> [Exercise requirements]
Pull out every line below that holds the word "mohla".

> [Data to process]
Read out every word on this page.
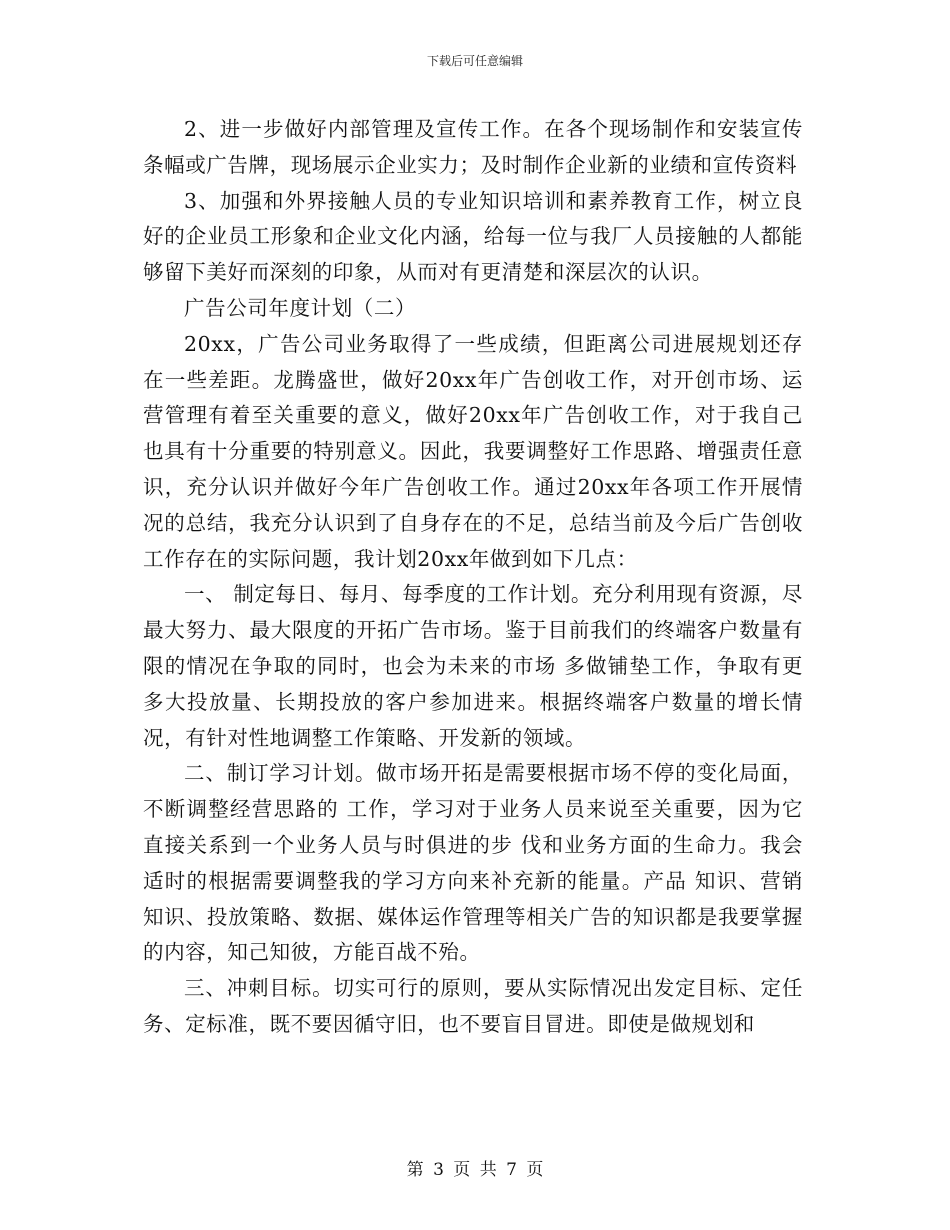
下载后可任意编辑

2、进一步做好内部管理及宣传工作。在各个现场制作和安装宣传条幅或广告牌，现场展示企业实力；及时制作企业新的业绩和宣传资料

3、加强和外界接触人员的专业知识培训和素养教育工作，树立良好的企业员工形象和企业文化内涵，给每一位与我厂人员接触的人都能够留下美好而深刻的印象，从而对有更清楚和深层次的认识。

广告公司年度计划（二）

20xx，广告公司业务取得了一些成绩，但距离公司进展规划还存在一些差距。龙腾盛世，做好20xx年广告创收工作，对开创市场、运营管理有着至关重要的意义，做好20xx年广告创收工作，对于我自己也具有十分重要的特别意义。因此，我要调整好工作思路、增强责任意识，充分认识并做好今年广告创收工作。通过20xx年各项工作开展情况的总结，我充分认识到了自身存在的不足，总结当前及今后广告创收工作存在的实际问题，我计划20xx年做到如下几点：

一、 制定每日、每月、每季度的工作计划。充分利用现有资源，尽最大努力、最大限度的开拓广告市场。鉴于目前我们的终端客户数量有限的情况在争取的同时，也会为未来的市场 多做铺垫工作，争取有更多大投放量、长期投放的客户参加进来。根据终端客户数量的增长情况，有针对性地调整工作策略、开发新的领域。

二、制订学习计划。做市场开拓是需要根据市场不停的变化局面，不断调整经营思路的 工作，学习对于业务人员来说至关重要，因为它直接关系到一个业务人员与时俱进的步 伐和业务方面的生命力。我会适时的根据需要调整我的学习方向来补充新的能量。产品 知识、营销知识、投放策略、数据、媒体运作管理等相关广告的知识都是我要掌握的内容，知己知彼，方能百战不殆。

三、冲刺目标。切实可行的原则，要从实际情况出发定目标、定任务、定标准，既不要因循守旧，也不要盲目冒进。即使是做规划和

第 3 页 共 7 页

==

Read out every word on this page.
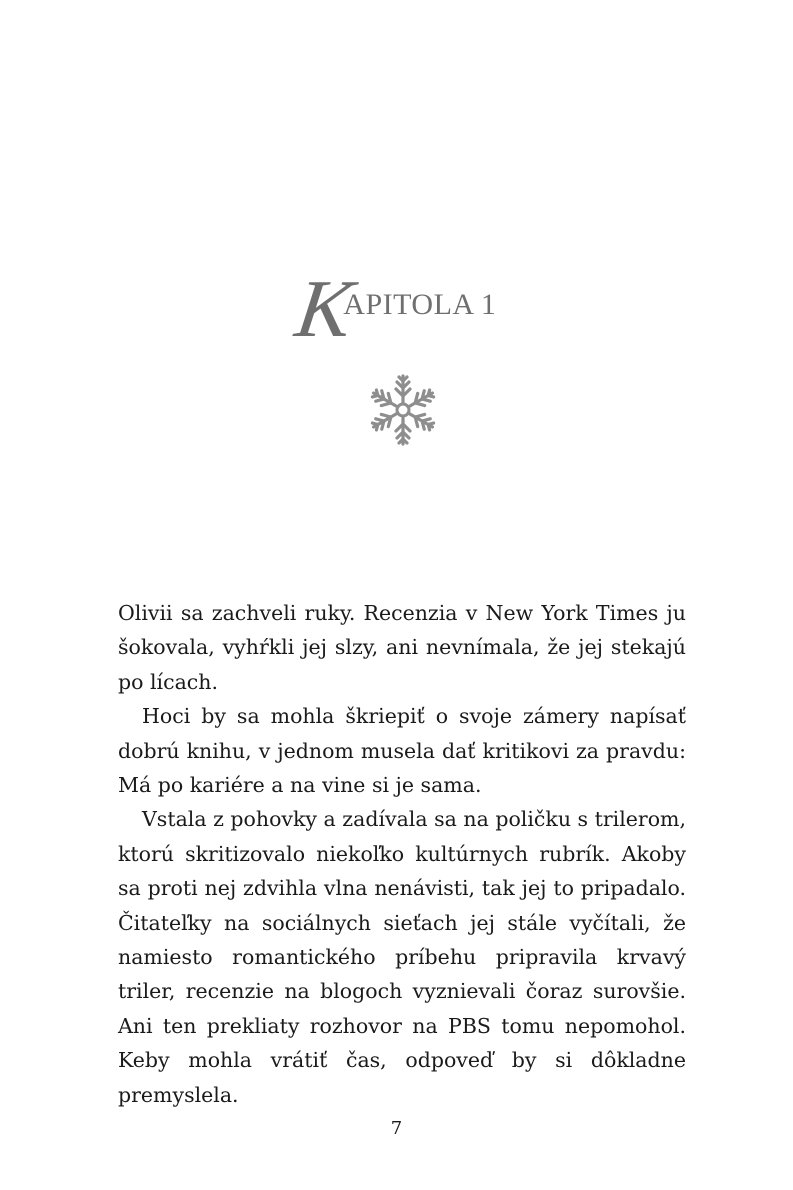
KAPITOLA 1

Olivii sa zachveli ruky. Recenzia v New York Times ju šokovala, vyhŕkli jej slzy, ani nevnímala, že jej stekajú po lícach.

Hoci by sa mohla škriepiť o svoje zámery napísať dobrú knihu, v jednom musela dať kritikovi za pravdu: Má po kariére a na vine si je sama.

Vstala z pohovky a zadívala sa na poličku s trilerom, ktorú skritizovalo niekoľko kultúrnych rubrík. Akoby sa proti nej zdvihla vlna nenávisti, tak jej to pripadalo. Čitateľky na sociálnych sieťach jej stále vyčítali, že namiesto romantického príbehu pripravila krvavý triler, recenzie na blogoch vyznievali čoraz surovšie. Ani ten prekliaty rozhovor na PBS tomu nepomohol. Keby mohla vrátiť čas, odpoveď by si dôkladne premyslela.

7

> [Answer in full]
Hoci by sa mohla škriepiť o svoje zámery napísať dobrú knihu, v jednom musela dať kritikovi za pravdu: Má po kariére a na vine si je sama.
Vstala z pohovky a zadívala sa na poličku s trilerom, ktorú skritizovalo niekoľko kultúrnych rubrík. Akoby sa proti nej zdvihla vlna nenávisti, tak jej to pripadalo. Čitateľky na sociálnych sieťach jej stále vyčítali, že namiesto romantického príbehu pripravila krvavý triler, recenzie na blogoch vyznievali čoraz surovšie. Ani ten prekliaty rozhovor na PBS tomu nepomohol. Keby mohla vrátiť čas, odpoveď by si dôkladne premyslela.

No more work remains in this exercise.